[Collected data]
= = = = = = =

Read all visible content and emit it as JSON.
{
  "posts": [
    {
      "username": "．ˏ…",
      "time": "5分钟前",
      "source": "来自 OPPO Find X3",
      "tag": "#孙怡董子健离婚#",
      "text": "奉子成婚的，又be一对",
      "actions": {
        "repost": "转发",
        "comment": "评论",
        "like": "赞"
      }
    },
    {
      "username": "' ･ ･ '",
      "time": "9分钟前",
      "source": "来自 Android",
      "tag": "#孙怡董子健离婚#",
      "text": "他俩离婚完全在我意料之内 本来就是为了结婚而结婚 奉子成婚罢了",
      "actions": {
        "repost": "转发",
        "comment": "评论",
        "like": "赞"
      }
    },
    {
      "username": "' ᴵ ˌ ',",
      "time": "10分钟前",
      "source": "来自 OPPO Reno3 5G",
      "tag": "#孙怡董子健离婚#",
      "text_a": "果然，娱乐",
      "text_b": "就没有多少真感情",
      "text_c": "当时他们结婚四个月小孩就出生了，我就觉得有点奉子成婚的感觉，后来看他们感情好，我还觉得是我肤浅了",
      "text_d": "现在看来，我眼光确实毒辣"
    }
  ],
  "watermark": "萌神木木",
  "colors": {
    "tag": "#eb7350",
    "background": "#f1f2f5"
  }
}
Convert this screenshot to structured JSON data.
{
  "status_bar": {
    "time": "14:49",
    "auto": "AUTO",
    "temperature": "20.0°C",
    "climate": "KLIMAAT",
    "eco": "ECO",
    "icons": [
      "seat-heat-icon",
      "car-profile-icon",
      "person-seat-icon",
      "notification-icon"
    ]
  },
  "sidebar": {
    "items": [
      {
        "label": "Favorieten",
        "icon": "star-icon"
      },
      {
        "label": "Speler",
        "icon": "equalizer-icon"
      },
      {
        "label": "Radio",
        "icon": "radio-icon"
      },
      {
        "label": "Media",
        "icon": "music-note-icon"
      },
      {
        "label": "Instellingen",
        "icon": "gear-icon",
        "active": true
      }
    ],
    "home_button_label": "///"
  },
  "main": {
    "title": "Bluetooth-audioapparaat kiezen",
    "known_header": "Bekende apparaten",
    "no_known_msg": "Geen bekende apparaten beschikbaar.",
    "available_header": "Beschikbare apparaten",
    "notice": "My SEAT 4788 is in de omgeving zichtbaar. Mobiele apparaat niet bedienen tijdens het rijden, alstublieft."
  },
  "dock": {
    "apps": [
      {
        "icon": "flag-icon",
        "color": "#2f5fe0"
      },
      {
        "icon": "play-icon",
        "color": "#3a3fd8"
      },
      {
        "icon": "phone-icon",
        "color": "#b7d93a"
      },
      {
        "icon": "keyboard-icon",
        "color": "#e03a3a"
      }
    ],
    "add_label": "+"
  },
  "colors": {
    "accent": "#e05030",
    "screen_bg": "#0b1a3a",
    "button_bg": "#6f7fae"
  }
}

= = = = = = =

= Short problem =
Repeat the records above exactly.

= Exercise solution =
Read all visible content and emit it as JSON.
{
  "posts": [
    {
      "username": "．ˏ…",
      "time": "5分钟前",
      "source": "来自 OPPO Find X3",
      "tag": "#孙怡董子健离婚#",
      "text": "奉子成婚的，又be一对",
      "actions": {
        "repost": "转发",
        "comment": "评论",
        "like": "赞"
      }
    },
    {
      "username": "' ･ ･ '",
      "time": "9分钟前",
      "source": "来自 Android",
      "tag": "#孙怡董子健离婚#",
      "text": "他俩离婚完全在我意料之内 本来就是为了结婚而结婚 奉子成婚罢了",
      "actions": {
        "repost": "转发",
        "comment": "评论",
        "like": "赞"
      }
    },
    {
      "username": "' ᴵ ˌ ',",
      "time": "10分钟前",
      "source": "来自 OPPO Reno3 5G",
      "tag": "#孙怡董子健离婚#",
      "text_a": "果然，娱乐",
      "text_b": "就没有多少真感情",
      "text_c": "当时他们结婚四个月小孩就出生了，我就觉得有点奉子成婚的感觉，后来看他们感情好，我还觉得是我肤浅了",
      "text_d": "现在看来，我眼光确实毒辣"
    }
  ],
  "watermark": "萌神木木",
  "colors": {
    "tag": "#eb7350",
    "background": "#f1f2f5"
  }
}
Convert this screenshot to structured JSON data.
{
  "status_bar": {
    "time": "14:49",
    "auto": "AUTO",
    "temperature": "20.0°C",
    "climate": "KLIMAAT",
    "eco": "ECO",
    "icons": [
      "seat-heat-icon",
      "car-profile-icon",
      "person-seat-icon",
      "notification-icon"
    ]
  },
  "sidebar": {
    "items": [
      {
        "label": "Favorieten",
        "icon": "star-icon"
      },
      {
        "label": "Speler",
        "icon": "equalizer-icon"
      },
      {
        "label": "Radio",
        "icon": "radio-icon"
      },
      {
        "label": "Media",
        "icon": "music-note-icon"
      },
      {
        "label": "Instellingen",
        "icon": "gear-icon",
        "active": true
      }
    ],
    "home_button_label": "///"
  },
  "main": {
    "title": "Bluetooth-audioapparaat kiezen",
    "known_header": "Bekende apparaten",
    "no_known_msg": "Geen bekende apparaten beschikbaar.",
    "available_header": "Beschikbare apparaten",
    "notice": "My SEAT 4788 is in de omgeving zichtbaar. Mobiele apparaat niet bedienen tijdens het rijden, alstublieft."
  },
  "dock": {
    "apps": [
      {
        "icon": "flag-icon",
        "color": "#2f5fe0"
      },
      {
        "icon": "play-icon",
        "color": "#3a3fd8"
      },
      {
        "icon": "phone-icon",
        "color": "#b7d93a"
      },
      {
        "icon": "keyboard-icon",
        "color": "#e03a3a"
      }
    ],
    "add_label": "+"
  },
  "colors": {
    "accent": "#e05030",
    "screen_bg": "#0b1a3a",
    "button_bg": "#6f7fae"
  }
}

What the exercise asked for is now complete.